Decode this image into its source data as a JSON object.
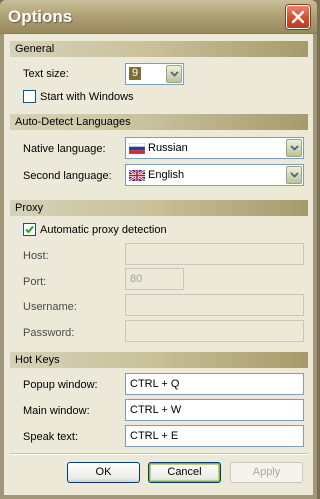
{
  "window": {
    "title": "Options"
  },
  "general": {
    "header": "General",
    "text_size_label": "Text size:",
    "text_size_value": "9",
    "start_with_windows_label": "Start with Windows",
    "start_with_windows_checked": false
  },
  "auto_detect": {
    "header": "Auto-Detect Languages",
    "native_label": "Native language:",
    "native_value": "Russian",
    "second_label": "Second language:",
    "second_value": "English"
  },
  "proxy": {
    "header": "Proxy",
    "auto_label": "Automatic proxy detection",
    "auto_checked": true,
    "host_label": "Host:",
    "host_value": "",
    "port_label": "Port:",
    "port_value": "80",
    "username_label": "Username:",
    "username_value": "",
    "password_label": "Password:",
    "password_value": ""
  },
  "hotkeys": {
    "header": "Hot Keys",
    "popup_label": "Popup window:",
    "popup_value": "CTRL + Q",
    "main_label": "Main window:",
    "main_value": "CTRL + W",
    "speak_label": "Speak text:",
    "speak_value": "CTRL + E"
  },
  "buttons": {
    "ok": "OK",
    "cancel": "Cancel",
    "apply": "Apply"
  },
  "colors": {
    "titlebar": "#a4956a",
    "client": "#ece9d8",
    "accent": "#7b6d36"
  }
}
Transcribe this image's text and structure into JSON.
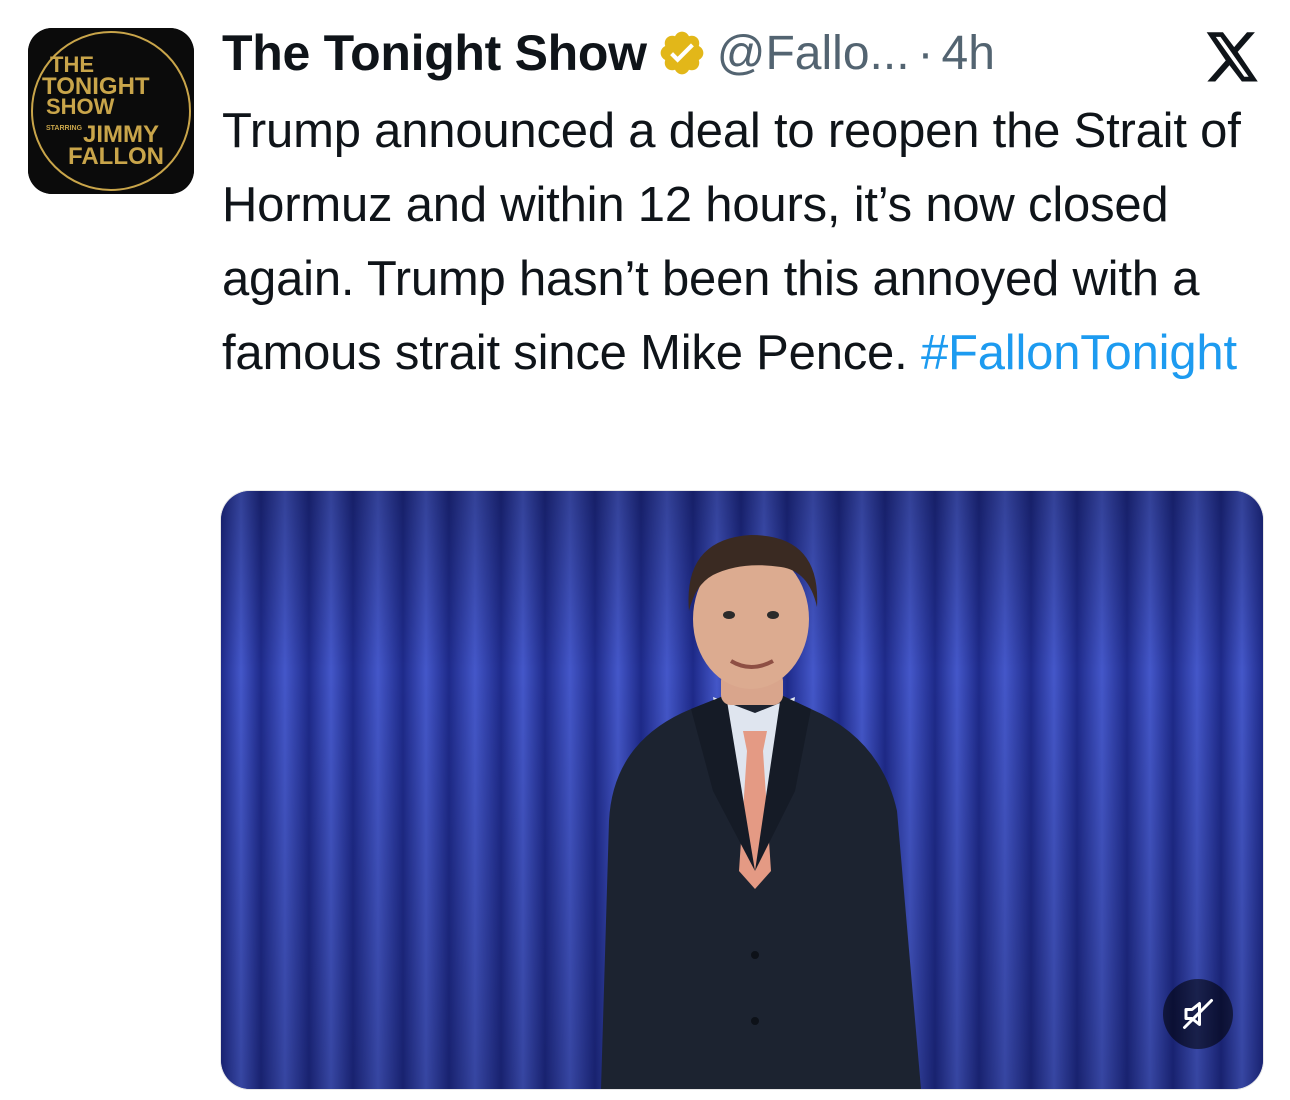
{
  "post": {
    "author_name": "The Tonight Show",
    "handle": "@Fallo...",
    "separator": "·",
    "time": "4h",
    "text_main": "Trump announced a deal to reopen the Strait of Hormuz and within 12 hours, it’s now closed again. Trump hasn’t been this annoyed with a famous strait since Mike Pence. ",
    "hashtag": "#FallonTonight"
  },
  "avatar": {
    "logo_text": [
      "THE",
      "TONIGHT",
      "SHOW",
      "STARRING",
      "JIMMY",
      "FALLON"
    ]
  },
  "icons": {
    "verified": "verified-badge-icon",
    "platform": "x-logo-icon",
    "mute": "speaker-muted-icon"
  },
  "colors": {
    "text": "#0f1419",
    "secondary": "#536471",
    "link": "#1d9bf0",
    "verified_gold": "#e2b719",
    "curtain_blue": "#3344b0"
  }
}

Required task -
Without the pictures, write out the whole listing above exactly as it appears.

Result of this task -
Decode this image into its source data as a JSON object.
{
  "window": {
    "title": "Options"
  },
  "general": {
    "header": "General",
    "text_size_label": "Text size:",
    "text_size_value": "9",
    "start_with_windows_label": "Start with Windows",
    "start_with_windows_checked": false
  },
  "auto_detect": {
    "header": "Auto-Detect Languages",
    "native_label": "Native language:",
    "native_value": "Russian",
    "second_label": "Second language:",
    "second_value": "English"
  },
  "proxy": {
    "header": "Proxy",
    "auto_label": "Automatic proxy detection",
    "auto_checked": true,
    "host_label": "Host:",
    "host_value": "",
    "port_label": "Port:",
    "port_value": "80",
    "username_label": "Username:",
    "username_value": "",
    "password_label": "Password:",
    "password_value": ""
  },
  "hotkeys": {
    "header": "Hot Keys",
    "popup_label": "Popup window:",
    "popup_value": "CTRL + Q",
    "main_label": "Main window:",
    "main_value": "CTRL + W",
    "speak_label": "Speak text:",
    "speak_value": "CTRL + E"
  },
  "buttons": {
    "ok": "OK",
    "cancel": "Cancel",
    "apply": "Apply"
  },
  "colors": {
    "titlebar": "#a4956a",
    "client": "#ece9d8",
    "accent": "#7b6d36"
  }
}
Transcribe this image's text and structure into JSON.
{
  "post": {
    "author_name": "The Tonight Show",
    "handle": "@Fallo...",
    "separator": "·",
    "time": "4h",
    "text_main": "Trump announced a deal to reopen the Strait of Hormuz and within 12 hours, it’s now closed again. Trump hasn’t been this annoyed with a famous strait since Mike Pence. ",
    "hashtag": "#FallonTonight"
  },
  "avatar": {
    "logo_text": [
      "THE",
      "TONIGHT",
      "SHOW",
      "STARRING",
      "JIMMY",
      "FALLON"
    ]
  },
  "icons": {
    "verified": "verified-badge-icon",
    "platform": "x-logo-icon",
    "mute": "speaker-muted-icon"
  },
  "colors": {
    "text": "#0f1419",
    "secondary": "#536471",
    "link": "#1d9bf0",
    "verified_gold": "#e2b719",
    "curtain_blue": "#3344b0"
  }
}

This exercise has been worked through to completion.